WHAT YOU SHOULD DO: Answer with one number: how many lines hold "screenshot".

AVAILABLE RECORDS:
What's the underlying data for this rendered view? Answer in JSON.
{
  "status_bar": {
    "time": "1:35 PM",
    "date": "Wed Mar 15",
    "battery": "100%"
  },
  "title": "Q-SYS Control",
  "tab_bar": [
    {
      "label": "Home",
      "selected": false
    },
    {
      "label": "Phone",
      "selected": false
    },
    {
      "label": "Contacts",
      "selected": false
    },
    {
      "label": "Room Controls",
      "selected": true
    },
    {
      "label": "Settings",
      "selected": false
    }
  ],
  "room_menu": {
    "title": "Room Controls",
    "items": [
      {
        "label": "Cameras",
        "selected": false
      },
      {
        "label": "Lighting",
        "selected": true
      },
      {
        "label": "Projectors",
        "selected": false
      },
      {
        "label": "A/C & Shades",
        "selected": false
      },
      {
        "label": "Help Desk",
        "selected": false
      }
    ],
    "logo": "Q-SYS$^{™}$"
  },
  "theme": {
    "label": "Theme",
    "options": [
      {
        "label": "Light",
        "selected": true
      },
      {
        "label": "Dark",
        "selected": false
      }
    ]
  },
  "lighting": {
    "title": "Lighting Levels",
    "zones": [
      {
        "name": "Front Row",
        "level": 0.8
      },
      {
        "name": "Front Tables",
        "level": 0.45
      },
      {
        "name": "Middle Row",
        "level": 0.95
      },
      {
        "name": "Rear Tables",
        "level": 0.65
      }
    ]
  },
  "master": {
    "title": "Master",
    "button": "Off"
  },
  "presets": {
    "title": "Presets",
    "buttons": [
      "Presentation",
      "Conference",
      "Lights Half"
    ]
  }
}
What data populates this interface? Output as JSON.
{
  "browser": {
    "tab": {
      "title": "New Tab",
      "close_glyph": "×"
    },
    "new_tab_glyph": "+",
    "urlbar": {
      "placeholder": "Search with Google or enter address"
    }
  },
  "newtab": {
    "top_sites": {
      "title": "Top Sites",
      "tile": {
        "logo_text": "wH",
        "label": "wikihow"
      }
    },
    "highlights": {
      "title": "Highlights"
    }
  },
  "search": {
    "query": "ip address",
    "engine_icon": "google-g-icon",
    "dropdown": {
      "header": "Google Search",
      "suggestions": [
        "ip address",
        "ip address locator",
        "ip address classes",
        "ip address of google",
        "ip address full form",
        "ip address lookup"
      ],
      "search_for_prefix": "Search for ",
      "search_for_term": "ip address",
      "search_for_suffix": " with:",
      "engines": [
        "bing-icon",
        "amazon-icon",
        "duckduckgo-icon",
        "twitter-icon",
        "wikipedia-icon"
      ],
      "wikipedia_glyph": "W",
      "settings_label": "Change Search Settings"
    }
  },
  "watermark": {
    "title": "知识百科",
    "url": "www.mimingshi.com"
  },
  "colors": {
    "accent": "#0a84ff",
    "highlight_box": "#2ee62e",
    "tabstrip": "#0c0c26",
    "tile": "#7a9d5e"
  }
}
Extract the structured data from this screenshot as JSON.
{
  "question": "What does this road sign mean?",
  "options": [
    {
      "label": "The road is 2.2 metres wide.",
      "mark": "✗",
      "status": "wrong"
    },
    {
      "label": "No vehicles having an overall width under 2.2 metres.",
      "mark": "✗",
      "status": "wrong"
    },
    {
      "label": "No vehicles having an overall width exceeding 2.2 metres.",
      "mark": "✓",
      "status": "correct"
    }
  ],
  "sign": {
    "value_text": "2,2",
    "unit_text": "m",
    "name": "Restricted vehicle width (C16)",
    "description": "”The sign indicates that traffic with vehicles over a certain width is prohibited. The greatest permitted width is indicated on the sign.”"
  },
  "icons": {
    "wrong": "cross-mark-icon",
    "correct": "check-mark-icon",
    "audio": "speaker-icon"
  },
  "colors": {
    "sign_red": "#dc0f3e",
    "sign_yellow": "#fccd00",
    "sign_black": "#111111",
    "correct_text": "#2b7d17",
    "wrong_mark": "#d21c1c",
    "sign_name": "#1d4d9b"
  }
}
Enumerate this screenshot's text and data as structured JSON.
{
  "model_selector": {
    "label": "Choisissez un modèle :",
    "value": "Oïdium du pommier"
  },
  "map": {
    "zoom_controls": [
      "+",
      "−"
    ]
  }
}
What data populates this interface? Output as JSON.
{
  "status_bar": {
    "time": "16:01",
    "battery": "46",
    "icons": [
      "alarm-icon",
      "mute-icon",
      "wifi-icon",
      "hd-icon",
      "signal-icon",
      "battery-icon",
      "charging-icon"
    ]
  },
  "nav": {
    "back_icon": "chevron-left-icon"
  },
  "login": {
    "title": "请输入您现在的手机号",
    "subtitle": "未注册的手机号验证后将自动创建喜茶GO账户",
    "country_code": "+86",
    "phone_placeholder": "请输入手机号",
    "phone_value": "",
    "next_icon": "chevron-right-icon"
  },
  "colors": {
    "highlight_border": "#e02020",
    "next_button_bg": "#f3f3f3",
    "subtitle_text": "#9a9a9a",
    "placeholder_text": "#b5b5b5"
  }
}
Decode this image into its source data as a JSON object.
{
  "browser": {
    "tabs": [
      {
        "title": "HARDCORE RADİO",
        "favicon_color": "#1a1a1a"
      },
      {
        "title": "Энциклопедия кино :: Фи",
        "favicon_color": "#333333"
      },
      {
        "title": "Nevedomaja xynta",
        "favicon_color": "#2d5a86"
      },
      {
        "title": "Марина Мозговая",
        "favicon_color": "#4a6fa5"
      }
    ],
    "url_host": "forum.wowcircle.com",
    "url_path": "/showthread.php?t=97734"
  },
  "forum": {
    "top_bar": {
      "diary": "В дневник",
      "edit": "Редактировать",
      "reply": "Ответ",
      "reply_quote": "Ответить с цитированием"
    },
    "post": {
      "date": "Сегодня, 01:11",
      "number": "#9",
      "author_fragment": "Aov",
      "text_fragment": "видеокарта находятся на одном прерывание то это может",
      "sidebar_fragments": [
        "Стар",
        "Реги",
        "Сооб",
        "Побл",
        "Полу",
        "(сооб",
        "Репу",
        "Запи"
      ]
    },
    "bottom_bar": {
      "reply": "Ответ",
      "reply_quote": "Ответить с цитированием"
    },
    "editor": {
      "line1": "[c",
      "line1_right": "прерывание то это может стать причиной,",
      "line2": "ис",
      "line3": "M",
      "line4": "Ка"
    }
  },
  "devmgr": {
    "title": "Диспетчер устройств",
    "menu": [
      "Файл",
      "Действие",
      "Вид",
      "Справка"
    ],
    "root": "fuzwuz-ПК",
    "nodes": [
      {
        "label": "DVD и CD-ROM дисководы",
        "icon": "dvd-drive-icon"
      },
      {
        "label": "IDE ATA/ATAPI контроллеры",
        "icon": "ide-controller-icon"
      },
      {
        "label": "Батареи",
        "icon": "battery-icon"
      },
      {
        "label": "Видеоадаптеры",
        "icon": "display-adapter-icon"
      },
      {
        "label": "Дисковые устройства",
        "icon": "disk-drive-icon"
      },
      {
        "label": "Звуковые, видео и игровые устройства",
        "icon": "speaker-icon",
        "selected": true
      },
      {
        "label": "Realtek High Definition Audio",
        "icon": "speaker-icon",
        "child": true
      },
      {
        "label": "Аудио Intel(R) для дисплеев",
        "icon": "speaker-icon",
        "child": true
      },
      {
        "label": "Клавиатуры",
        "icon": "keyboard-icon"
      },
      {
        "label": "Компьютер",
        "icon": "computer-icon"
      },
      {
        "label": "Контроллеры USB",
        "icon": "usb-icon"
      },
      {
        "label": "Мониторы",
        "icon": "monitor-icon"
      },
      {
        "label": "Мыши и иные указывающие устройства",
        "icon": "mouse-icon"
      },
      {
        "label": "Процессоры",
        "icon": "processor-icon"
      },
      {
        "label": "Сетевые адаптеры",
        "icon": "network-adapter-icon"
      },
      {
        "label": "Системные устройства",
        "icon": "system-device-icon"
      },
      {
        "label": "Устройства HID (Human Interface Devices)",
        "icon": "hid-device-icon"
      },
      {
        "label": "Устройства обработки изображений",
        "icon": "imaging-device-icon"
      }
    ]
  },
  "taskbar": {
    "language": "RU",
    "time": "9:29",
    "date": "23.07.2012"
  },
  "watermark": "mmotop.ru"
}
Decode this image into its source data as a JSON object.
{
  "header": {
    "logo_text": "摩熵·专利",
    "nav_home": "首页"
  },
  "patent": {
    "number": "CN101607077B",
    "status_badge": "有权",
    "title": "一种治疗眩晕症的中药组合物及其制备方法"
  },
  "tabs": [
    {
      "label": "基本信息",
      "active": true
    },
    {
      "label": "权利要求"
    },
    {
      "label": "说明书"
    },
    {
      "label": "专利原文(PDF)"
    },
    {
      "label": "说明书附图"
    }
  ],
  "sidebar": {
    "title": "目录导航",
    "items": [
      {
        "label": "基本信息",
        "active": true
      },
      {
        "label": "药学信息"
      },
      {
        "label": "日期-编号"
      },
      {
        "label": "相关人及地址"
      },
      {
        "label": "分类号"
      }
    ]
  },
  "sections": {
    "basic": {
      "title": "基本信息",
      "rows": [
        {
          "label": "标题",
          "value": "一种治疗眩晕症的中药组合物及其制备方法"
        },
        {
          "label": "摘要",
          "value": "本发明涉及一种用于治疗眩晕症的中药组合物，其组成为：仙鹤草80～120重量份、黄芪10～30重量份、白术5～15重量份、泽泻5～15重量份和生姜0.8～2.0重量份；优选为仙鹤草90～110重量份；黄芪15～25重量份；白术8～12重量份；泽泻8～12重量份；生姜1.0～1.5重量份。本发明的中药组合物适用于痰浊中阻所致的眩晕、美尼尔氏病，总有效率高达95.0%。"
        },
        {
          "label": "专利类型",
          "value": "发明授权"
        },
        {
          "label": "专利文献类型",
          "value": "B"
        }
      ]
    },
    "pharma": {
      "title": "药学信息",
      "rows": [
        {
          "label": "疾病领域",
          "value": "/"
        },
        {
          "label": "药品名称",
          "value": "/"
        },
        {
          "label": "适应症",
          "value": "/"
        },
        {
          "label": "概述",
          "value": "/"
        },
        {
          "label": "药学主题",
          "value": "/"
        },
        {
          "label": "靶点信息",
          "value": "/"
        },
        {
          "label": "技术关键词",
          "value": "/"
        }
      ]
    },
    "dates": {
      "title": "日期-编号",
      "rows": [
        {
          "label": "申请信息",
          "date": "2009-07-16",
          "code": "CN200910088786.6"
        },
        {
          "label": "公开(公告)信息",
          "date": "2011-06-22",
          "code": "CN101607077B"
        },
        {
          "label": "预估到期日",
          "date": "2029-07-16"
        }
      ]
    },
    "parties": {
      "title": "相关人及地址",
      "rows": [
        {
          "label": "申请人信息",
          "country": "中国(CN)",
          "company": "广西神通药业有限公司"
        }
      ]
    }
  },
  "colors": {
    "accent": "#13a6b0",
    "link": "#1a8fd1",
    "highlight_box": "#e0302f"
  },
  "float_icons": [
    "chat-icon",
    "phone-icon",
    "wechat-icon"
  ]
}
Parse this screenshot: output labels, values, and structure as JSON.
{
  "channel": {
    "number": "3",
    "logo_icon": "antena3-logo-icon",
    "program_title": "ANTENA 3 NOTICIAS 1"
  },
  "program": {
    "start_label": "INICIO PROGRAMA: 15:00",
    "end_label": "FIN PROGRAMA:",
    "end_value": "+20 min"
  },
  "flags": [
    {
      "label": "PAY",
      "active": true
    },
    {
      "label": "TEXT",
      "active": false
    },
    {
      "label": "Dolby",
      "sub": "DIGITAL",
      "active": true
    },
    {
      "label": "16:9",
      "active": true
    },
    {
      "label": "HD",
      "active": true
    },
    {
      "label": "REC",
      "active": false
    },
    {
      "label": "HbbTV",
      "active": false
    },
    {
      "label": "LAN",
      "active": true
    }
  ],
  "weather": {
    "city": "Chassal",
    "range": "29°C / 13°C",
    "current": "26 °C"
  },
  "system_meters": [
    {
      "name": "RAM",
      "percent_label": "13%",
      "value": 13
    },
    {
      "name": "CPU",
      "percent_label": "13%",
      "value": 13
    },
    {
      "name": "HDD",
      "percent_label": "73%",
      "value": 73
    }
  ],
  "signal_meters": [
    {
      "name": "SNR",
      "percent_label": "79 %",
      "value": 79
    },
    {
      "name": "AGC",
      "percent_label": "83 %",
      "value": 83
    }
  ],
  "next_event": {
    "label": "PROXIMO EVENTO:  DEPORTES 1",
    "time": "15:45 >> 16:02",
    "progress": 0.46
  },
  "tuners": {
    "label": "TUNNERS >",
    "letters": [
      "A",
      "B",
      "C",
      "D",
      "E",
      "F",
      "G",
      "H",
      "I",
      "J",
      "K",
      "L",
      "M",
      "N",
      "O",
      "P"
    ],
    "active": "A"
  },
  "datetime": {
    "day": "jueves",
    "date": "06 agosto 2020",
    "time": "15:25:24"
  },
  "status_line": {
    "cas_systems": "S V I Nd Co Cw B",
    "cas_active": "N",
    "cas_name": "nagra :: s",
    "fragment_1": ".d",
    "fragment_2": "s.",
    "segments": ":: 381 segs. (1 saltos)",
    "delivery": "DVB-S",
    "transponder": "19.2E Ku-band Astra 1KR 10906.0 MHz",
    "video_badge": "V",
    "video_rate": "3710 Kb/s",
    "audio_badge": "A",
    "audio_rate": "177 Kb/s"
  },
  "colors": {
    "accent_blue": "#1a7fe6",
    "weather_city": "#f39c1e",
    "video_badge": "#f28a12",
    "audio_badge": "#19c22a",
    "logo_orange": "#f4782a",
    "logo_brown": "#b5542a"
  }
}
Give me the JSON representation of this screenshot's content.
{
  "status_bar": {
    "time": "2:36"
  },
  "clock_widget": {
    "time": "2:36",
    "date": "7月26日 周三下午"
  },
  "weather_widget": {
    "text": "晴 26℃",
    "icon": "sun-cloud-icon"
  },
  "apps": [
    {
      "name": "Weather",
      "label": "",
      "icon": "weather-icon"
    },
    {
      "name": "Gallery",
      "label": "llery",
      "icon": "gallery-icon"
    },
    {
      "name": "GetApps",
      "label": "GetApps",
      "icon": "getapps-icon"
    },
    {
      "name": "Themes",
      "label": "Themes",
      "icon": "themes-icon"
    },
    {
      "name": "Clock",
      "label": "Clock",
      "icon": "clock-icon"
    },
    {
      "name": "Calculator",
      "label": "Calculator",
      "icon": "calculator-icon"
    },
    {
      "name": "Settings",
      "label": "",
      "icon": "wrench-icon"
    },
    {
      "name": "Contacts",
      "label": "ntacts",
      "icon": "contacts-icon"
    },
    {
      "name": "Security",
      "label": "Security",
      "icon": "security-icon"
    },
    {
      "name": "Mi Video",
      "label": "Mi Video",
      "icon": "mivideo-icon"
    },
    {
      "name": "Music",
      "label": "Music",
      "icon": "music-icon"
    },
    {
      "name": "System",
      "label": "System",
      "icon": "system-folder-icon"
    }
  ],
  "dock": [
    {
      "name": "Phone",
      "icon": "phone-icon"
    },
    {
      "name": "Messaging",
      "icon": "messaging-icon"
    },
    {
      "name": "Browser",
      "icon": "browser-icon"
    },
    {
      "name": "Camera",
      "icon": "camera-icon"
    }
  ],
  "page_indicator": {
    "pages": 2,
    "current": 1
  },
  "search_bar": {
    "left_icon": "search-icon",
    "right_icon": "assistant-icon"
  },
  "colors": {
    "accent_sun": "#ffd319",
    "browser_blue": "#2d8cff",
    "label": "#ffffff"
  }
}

TASK OUTPUT: 4